___ The data

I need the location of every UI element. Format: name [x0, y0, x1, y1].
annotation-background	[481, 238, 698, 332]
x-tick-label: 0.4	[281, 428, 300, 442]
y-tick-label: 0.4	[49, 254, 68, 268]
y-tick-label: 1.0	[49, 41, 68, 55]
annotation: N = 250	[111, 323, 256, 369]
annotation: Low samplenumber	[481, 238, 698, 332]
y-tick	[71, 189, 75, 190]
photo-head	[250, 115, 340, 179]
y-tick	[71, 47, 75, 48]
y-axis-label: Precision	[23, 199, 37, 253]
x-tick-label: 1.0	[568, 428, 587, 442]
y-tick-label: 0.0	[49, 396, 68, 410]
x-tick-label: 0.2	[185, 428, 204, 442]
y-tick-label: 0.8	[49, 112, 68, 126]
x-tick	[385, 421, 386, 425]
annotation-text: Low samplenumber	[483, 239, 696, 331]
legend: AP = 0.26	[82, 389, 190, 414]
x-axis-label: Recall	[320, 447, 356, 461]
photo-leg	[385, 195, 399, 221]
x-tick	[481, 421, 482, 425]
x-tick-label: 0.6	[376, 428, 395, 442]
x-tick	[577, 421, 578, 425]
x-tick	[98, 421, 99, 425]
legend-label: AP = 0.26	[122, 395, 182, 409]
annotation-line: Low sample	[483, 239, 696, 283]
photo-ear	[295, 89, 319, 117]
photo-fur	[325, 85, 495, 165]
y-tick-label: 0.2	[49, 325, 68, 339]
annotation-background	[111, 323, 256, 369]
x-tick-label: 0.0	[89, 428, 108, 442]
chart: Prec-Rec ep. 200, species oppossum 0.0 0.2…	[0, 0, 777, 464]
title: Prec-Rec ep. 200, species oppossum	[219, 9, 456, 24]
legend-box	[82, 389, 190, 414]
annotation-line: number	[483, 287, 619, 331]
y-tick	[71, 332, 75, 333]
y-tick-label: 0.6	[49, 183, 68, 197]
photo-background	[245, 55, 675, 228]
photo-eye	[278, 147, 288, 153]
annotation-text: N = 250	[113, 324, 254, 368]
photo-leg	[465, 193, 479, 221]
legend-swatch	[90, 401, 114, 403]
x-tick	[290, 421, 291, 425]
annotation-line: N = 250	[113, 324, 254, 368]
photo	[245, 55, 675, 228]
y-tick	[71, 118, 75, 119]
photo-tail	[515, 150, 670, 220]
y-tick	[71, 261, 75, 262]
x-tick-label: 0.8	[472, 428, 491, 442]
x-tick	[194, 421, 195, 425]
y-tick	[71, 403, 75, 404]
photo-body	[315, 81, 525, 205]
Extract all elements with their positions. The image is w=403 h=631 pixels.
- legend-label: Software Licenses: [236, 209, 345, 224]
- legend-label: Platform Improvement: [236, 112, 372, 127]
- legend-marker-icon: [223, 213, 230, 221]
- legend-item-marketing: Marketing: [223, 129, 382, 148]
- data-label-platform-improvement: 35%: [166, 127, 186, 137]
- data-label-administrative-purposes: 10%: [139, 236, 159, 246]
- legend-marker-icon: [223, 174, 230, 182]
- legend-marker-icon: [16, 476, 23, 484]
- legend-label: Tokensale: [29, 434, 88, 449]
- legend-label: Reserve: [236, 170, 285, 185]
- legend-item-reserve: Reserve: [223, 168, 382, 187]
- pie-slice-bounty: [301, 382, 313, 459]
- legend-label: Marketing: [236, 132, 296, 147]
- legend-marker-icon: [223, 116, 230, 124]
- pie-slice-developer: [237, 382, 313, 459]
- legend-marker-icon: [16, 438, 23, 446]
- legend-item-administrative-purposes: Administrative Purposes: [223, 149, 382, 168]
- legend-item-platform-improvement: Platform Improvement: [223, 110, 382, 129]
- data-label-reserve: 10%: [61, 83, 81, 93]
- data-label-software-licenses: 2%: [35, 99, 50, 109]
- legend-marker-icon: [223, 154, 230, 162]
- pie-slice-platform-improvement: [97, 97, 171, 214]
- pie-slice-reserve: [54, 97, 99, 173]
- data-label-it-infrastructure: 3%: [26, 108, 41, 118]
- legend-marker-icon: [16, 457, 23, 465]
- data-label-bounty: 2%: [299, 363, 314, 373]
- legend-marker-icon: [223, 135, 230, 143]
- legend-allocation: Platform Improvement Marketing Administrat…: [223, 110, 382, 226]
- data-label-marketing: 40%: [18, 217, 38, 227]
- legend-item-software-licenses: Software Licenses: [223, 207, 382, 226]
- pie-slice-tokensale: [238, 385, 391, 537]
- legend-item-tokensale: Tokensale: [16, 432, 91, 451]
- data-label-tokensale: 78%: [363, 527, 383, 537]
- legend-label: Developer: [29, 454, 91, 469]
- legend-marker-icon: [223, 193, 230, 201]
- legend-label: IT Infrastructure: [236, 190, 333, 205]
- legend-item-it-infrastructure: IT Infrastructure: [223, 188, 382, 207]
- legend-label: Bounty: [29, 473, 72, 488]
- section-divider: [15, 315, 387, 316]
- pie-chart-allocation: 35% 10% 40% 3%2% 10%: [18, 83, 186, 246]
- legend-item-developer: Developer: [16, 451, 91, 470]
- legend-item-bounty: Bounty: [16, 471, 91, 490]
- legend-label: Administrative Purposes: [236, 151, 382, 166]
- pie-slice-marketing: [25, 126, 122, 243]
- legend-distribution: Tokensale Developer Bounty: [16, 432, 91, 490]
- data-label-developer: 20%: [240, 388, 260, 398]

______

Exercise details |
Reproduce the records above in full, substituting "annotation-frame" for every occurrence of "annotation-background" and leaving all other text unchanged.

Reply |
I need the location of every UI element. Format: name [x0, y0, x1, y1].
annotation-frame	[481, 238, 698, 332]
x-tick-label: 0.4	[281, 428, 300, 442]
y-tick-label: 0.4	[49, 254, 68, 268]
y-tick-label: 1.0	[49, 41, 68, 55]
annotation: N = 250	[111, 323, 256, 369]
annotation: Low samplenumber	[481, 238, 698, 332]
y-tick	[71, 189, 75, 190]
photo-head	[250, 115, 340, 179]
y-tick	[71, 47, 75, 48]
y-axis-label: Precision	[23, 199, 37, 253]
x-tick-label: 1.0	[568, 428, 587, 442]
y-tick-label: 0.0	[49, 396, 68, 410]
x-tick-label: 0.2	[185, 428, 204, 442]
y-tick-label: 0.8	[49, 112, 68, 126]
x-tick	[385, 421, 386, 425]
annotation-text: Low samplenumber	[483, 239, 696, 331]
legend: AP = 0.26	[82, 389, 190, 414]
x-axis-label: Recall	[320, 447, 356, 461]
photo-leg	[385, 195, 399, 221]
x-tick	[481, 421, 482, 425]
x-tick-label: 0.6	[376, 428, 395, 442]
x-tick	[577, 421, 578, 425]
x-tick	[98, 421, 99, 425]
legend-label: AP = 0.26	[122, 395, 182, 409]
annotation-line: Low sample	[483, 239, 696, 283]
photo-ear	[295, 89, 319, 117]
photo-fur	[325, 85, 495, 165]
y-tick-label: 0.2	[49, 325, 68, 339]
annotation-frame	[111, 323, 256, 369]
x-tick-label: 0.0	[89, 428, 108, 442]
chart: Prec-Rec ep. 200, species oppossum 0.0 0.2…	[0, 0, 777, 464]
title: Prec-Rec ep. 200, species oppossum	[219, 9, 456, 24]
legend-box	[82, 389, 190, 414]
annotation-line: number	[483, 287, 619, 331]
y-tick	[71, 332, 75, 333]
y-tick-label: 0.6	[49, 183, 68, 197]
photo-background	[245, 55, 675, 228]
photo-eye	[278, 147, 288, 153]
annotation-text: N = 250	[113, 324, 254, 368]
photo-leg	[465, 193, 479, 221]
legend-swatch	[90, 401, 114, 403]
x-tick	[290, 421, 291, 425]
annotation-line: N = 250	[113, 324, 254, 368]
photo	[245, 55, 675, 228]
y-tick	[71, 118, 75, 119]
photo-tail	[515, 150, 670, 220]
y-tick	[71, 261, 75, 262]
x-tick-label: 0.8	[472, 428, 491, 442]
x-tick	[194, 421, 195, 425]
y-tick	[71, 403, 75, 404]
photo-body	[315, 81, 525, 205]
Extract all elements with their positions. The image is w=403 h=631 pixels.
- legend-label: Software Licenses: [236, 209, 345, 224]
- legend-label: Platform Improvement: [236, 112, 372, 127]
- legend-marker-icon: [223, 213, 230, 221]
- legend-item-marketing: Marketing: [223, 129, 382, 148]
- data-label-platform-improvement: 35%: [166, 127, 186, 137]
- data-label-administrative-purposes: 10%: [139, 236, 159, 246]
- legend-marker-icon: [223, 174, 230, 182]
- legend-marker-icon: [16, 476, 23, 484]
- legend-label: Tokensale: [29, 434, 88, 449]
- legend-label: Reserve: [236, 170, 285, 185]
- legend-item-reserve: Reserve: [223, 168, 382, 187]
- pie-slice-bounty: [301, 382, 313, 459]
- legend-label: Marketing: [236, 132, 296, 147]
- legend-marker-icon: [223, 116, 230, 124]
- pie-slice-developer: [237, 382, 313, 459]
- legend-marker-icon: [16, 438, 23, 446]
- legend-item-administrative-purposes: Administrative Purposes: [223, 149, 382, 168]
- legend-item-platform-improvement: Platform Improvement: [223, 110, 382, 129]
- data-label-reserve: 10%: [61, 83, 81, 93]
- data-label-software-licenses: 2%: [35, 99, 50, 109]
- legend-marker-icon: [223, 154, 230, 162]
- pie-slice-platform-improvement: [97, 97, 171, 214]
- pie-slice-reserve: [54, 97, 99, 173]
- data-label-it-infrastructure: 3%: [26, 108, 41, 118]
- legend-marker-icon: [16, 457, 23, 465]
- data-label-bounty: 2%: [299, 363, 314, 373]
- legend-marker-icon: [223, 135, 230, 143]
- legend-allocation: Platform Improvement Marketing Administrat…: [223, 110, 382, 226]
- data-label-marketing: 40%: [18, 217, 38, 227]
- legend-item-software-licenses: Software Licenses: [223, 207, 382, 226]
- pie-slice-tokensale: [238, 385, 391, 537]
- legend-item-tokensale: Tokensale: [16, 432, 91, 451]
- data-label-tokensale: 78%: [363, 527, 383, 537]
- legend-label: Developer: [29, 454, 91, 469]
- legend-marker-icon: [223, 193, 230, 201]
- legend-label: IT Infrastructure: [236, 190, 333, 205]
- legend-item-it-infrastructure: IT Infrastructure: [223, 188, 382, 207]
- legend-label: Bounty: [29, 473, 72, 488]
- section-divider: [15, 315, 387, 316]
- pie-chart-allocation: 35% 10% 40% 3%2% 10%: [18, 83, 186, 246]
- legend-item-developer: Developer: [16, 451, 91, 470]
- legend-item-bounty: Bounty: [16, 471, 91, 490]
- legend-label: Administrative Purposes: [236, 151, 382, 166]
- pie-slice-marketing: [25, 126, 122, 243]
- legend-distribution: Tokensale Developer Bounty: [16, 432, 91, 490]
- data-label-developer: 20%: [240, 388, 260, 398]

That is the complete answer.